### Goal
Copy out the material verbatim, from its first line through the line that contains "african-coastline xyxy=(741,68,828,591)", with both ends included and nothing after it.

---- Data rows

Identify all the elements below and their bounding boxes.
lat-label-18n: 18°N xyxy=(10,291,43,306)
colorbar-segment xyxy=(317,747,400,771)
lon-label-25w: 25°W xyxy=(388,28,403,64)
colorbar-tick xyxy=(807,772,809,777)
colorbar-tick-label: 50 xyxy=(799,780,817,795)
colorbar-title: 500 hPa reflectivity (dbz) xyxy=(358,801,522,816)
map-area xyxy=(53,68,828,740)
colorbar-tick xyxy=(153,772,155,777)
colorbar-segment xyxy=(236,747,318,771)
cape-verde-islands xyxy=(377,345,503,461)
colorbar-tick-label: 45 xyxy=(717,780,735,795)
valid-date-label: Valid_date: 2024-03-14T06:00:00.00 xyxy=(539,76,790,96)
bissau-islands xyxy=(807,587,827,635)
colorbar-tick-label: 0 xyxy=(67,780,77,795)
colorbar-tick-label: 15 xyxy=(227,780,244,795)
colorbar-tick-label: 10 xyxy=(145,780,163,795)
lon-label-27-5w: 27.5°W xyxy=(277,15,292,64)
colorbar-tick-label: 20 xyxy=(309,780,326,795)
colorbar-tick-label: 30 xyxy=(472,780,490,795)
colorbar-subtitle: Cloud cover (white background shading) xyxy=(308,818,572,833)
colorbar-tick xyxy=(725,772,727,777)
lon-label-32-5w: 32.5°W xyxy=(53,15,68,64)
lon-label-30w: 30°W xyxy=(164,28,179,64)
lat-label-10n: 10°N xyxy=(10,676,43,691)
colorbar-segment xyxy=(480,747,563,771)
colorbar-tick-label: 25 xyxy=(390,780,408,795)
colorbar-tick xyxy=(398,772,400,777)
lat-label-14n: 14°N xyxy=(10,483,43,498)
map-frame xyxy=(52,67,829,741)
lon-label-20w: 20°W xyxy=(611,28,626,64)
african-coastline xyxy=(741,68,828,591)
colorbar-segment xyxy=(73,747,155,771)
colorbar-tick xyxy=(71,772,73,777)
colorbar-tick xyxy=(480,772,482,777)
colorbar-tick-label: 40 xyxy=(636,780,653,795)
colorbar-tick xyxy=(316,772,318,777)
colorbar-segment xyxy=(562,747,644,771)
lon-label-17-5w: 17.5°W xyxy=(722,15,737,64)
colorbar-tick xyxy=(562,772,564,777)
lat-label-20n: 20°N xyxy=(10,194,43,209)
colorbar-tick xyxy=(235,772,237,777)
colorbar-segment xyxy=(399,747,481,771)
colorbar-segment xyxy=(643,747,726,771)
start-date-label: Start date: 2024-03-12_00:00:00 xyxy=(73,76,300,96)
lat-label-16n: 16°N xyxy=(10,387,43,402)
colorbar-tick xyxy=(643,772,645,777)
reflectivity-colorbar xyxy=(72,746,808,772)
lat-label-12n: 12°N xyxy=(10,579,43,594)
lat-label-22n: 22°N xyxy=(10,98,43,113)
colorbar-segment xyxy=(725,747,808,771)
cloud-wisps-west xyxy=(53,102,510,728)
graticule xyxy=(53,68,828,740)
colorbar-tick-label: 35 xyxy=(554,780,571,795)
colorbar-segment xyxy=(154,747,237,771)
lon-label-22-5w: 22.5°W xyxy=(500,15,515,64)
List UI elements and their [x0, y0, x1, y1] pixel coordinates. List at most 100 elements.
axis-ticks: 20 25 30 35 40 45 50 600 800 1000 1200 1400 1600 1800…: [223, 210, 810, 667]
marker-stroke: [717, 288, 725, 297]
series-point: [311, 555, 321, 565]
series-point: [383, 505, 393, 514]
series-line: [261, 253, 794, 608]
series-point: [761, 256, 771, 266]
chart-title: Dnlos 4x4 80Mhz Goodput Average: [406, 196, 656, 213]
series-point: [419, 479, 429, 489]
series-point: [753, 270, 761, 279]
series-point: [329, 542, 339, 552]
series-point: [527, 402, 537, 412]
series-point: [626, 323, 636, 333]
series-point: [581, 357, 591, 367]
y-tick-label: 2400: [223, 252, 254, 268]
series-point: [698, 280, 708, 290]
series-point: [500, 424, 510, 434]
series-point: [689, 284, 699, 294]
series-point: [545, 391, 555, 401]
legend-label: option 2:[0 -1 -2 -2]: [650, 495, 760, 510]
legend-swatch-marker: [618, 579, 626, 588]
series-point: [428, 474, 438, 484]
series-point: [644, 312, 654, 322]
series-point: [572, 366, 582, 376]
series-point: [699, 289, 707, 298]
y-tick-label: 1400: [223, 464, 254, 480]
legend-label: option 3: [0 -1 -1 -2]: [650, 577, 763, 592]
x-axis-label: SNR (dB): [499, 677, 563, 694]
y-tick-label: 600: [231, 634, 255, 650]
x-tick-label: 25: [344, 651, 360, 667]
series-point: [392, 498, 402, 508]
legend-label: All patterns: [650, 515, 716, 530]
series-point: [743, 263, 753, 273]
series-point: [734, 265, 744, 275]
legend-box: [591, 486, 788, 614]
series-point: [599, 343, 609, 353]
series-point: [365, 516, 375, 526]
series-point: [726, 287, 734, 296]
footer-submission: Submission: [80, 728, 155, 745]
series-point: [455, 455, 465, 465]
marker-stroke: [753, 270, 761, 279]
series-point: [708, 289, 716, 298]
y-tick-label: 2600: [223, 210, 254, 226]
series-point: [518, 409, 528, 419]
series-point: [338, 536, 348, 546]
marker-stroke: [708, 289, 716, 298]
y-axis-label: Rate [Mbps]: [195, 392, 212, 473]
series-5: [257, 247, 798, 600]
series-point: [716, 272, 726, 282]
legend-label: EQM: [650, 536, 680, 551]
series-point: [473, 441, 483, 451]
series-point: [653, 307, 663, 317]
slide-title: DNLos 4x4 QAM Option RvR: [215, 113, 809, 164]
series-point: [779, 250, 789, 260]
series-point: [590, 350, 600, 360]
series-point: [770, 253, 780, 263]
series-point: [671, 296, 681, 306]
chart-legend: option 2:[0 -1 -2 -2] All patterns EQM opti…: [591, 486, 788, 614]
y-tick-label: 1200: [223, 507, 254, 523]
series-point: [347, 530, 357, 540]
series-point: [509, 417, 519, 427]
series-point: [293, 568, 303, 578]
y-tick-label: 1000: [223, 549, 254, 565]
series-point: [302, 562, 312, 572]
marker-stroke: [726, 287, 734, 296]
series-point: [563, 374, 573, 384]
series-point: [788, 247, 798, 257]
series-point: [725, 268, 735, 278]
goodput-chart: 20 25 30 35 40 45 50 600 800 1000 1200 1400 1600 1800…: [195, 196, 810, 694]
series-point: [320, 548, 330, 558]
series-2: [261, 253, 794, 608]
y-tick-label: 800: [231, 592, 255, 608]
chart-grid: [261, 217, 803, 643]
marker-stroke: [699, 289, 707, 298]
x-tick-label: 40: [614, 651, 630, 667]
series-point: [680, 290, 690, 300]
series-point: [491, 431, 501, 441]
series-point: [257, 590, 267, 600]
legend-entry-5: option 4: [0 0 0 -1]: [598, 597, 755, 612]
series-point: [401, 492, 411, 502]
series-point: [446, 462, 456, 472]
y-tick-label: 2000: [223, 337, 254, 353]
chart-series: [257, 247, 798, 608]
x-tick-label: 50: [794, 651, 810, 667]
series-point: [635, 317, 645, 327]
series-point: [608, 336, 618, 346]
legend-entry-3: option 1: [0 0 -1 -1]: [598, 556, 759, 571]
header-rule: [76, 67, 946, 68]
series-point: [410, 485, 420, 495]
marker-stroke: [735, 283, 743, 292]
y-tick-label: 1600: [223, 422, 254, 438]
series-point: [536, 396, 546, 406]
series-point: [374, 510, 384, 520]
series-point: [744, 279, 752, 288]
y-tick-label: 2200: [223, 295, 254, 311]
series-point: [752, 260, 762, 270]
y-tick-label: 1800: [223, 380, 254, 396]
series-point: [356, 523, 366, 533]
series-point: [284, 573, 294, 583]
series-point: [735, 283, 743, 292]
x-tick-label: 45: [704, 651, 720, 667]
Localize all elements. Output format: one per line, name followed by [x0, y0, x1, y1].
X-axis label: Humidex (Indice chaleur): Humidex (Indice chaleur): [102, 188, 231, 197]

--------

### Result
Identify all the elements below and their bounding boxes.
lat-label-18n: 18°N xyxy=(10,291,43,306)
colorbar-segment xyxy=(317,747,400,771)
lon-label-25w: 25°W xyxy=(388,28,403,64)
colorbar-tick xyxy=(807,772,809,777)
colorbar-tick-label: 50 xyxy=(799,780,817,795)
colorbar-title: 500 hPa reflectivity (dbz) xyxy=(358,801,522,816)
map-area xyxy=(53,68,828,740)
colorbar-tick xyxy=(153,772,155,777)
colorbar-segment xyxy=(236,747,318,771)
cape-verde-islands xyxy=(377,345,503,461)
colorbar-tick-label: 45 xyxy=(717,780,735,795)
valid-date-label: Valid_date: 2024-03-14T06:00:00.00 xyxy=(539,76,790,96)
bissau-islands xyxy=(807,587,827,635)
colorbar-tick-label: 0 xyxy=(67,780,77,795)
colorbar-tick-label: 15 xyxy=(227,780,244,795)
colorbar-tick-label: 10 xyxy=(145,780,163,795)
lon-label-27-5w: 27.5°W xyxy=(277,15,292,64)
colorbar-tick-label: 20 xyxy=(309,780,326,795)
colorbar-tick-label: 30 xyxy=(472,780,490,795)
colorbar-subtitle: Cloud cover (white background shading) xyxy=(308,818,572,833)
colorbar-tick xyxy=(725,772,727,777)
lon-label-32-5w: 32.5°W xyxy=(53,15,68,64)
lon-label-30w: 30°W xyxy=(164,28,179,64)
lat-label-10n: 10°N xyxy=(10,676,43,691)
colorbar-segment xyxy=(480,747,563,771)
colorbar-tick-label: 25 xyxy=(390,780,408,795)
colorbar-tick xyxy=(398,772,400,777)
lat-label-14n: 14°N xyxy=(10,483,43,498)
map-frame xyxy=(52,67,829,741)
lon-label-20w: 20°W xyxy=(611,28,626,64)
african-coastline xyxy=(741,68,828,591)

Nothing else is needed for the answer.